CHALLENGE:
Where a line below holds the string "this", copy that line.

'''

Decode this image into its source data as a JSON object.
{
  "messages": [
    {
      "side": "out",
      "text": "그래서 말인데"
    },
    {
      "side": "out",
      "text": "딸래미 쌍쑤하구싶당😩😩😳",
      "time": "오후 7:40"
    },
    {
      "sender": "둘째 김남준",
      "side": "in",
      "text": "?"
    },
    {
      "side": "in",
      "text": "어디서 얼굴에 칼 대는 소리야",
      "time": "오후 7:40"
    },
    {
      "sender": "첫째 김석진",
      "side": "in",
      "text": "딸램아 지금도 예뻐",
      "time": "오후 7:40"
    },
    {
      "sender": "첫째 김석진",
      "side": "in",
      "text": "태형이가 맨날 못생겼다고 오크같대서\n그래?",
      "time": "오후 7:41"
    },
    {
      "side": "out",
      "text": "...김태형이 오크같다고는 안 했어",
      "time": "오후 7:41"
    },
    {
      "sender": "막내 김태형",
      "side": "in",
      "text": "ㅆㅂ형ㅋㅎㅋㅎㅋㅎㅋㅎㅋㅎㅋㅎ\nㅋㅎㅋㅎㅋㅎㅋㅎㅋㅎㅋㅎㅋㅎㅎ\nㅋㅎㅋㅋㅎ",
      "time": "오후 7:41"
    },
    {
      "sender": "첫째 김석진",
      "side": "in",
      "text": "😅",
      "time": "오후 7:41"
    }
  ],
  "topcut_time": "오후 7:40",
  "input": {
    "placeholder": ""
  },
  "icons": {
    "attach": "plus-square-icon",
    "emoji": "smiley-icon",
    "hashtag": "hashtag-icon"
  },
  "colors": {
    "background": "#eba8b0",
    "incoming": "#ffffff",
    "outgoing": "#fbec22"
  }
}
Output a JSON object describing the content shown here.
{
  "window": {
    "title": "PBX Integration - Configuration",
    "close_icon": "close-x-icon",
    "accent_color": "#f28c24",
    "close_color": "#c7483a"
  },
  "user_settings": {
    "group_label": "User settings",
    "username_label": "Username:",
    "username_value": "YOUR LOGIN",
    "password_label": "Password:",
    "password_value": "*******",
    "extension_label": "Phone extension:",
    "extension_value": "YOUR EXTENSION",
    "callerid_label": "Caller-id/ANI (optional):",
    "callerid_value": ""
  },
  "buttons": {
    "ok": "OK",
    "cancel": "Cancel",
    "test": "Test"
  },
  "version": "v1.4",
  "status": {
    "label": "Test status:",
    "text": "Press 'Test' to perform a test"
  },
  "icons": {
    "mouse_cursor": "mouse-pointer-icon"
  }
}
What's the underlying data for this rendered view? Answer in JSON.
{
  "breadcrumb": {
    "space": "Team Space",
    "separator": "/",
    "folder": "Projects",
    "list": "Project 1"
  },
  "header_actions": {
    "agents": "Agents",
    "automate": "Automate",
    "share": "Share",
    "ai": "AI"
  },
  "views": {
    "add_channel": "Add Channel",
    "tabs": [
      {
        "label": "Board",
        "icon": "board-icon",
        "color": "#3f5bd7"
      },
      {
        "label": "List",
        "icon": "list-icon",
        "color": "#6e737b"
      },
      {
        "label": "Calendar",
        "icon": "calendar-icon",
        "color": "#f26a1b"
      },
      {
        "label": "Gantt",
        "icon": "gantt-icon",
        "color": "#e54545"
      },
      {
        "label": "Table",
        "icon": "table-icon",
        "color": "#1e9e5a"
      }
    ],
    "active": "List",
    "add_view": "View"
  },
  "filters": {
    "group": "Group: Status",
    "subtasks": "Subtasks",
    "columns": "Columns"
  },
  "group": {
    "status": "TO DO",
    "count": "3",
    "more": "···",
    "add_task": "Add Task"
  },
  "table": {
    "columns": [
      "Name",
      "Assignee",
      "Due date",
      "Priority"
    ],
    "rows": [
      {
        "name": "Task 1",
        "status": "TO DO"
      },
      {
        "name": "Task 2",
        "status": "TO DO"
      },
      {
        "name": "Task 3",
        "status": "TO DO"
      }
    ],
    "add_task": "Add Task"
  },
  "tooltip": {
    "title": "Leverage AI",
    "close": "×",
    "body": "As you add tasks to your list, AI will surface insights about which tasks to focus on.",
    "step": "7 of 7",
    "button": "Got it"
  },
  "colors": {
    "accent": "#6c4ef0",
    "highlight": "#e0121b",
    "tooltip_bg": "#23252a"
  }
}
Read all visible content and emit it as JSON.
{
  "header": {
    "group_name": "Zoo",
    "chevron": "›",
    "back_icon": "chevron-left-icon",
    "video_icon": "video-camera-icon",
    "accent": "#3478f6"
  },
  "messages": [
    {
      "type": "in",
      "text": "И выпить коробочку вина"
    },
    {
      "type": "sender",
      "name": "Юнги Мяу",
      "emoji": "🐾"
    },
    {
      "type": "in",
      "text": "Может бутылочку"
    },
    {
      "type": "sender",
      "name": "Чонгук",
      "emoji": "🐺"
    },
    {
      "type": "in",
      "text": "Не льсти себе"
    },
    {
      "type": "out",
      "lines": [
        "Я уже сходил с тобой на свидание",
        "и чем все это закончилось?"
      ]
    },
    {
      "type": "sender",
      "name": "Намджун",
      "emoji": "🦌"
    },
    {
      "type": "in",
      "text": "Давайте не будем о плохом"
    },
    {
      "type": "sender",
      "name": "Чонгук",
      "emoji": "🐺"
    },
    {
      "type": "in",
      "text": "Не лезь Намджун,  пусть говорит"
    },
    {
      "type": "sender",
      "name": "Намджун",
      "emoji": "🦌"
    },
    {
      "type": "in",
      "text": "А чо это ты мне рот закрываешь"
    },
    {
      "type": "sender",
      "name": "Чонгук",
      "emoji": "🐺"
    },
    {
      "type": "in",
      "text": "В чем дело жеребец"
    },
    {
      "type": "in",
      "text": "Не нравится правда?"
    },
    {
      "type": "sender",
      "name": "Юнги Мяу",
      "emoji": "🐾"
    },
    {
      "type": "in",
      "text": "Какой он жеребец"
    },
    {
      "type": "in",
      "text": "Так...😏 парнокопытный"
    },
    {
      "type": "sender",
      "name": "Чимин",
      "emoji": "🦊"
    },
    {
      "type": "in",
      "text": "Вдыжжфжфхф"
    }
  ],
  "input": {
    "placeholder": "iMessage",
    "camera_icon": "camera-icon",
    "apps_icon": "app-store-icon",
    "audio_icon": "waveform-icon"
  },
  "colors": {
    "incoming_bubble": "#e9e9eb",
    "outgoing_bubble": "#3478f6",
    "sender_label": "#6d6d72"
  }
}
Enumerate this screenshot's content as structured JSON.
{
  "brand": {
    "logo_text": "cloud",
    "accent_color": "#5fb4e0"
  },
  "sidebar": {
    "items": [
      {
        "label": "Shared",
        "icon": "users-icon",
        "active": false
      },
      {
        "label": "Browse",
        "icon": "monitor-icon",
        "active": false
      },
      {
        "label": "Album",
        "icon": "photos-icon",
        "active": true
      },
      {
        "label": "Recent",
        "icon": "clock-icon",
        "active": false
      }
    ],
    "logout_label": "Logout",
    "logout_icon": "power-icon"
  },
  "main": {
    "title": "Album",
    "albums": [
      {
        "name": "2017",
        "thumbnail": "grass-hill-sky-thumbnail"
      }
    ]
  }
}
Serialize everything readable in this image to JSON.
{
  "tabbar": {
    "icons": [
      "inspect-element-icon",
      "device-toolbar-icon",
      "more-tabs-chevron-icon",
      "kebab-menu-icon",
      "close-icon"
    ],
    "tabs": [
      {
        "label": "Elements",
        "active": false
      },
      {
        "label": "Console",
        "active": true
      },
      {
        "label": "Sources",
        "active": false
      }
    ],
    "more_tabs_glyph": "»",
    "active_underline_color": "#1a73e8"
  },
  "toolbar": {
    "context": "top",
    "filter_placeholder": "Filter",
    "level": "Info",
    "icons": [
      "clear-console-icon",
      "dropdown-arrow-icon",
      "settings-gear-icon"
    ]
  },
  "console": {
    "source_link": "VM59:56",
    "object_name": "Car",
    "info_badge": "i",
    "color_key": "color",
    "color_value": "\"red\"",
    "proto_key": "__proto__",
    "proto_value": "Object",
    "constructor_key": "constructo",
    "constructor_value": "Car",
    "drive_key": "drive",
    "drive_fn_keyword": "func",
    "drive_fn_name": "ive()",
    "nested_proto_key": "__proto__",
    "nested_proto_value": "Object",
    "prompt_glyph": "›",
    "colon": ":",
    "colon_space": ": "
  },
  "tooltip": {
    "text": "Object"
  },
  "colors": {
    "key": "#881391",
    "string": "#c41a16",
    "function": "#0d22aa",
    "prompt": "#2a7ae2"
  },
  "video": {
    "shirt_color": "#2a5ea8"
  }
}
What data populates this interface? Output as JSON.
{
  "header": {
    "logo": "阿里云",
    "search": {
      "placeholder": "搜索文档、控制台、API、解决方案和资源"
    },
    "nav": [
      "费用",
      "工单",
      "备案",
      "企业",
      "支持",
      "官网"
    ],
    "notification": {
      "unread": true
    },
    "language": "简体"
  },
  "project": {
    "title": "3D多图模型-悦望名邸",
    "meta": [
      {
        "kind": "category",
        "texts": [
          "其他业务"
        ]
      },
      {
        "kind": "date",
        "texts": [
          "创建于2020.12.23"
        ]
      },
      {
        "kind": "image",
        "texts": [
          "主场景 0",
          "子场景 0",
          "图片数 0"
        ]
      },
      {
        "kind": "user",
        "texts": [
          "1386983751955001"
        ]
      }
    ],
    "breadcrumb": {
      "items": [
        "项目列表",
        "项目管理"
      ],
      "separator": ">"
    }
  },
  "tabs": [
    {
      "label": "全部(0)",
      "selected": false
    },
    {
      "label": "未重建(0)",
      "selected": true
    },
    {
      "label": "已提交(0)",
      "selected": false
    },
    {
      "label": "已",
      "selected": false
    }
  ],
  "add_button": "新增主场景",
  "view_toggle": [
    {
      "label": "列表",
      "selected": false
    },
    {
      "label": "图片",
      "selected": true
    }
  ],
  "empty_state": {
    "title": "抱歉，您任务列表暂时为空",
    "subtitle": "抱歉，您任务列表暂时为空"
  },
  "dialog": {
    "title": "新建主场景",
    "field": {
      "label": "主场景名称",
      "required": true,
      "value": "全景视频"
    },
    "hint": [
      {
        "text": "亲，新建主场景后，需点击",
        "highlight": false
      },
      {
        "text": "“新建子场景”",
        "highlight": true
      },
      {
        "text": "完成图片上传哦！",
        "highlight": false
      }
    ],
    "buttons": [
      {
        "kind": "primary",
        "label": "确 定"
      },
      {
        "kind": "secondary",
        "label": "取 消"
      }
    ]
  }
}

'''

WRITTEN ANSWER:
Decode this image into its source data as a JSON object.
What's the underlying data for this rendered view? Answer in JSON.
Enumerate this screenshot's content as structured JSON.
Serialize everything readable in this image to JSON.
What data populates this interface? Output as JSON.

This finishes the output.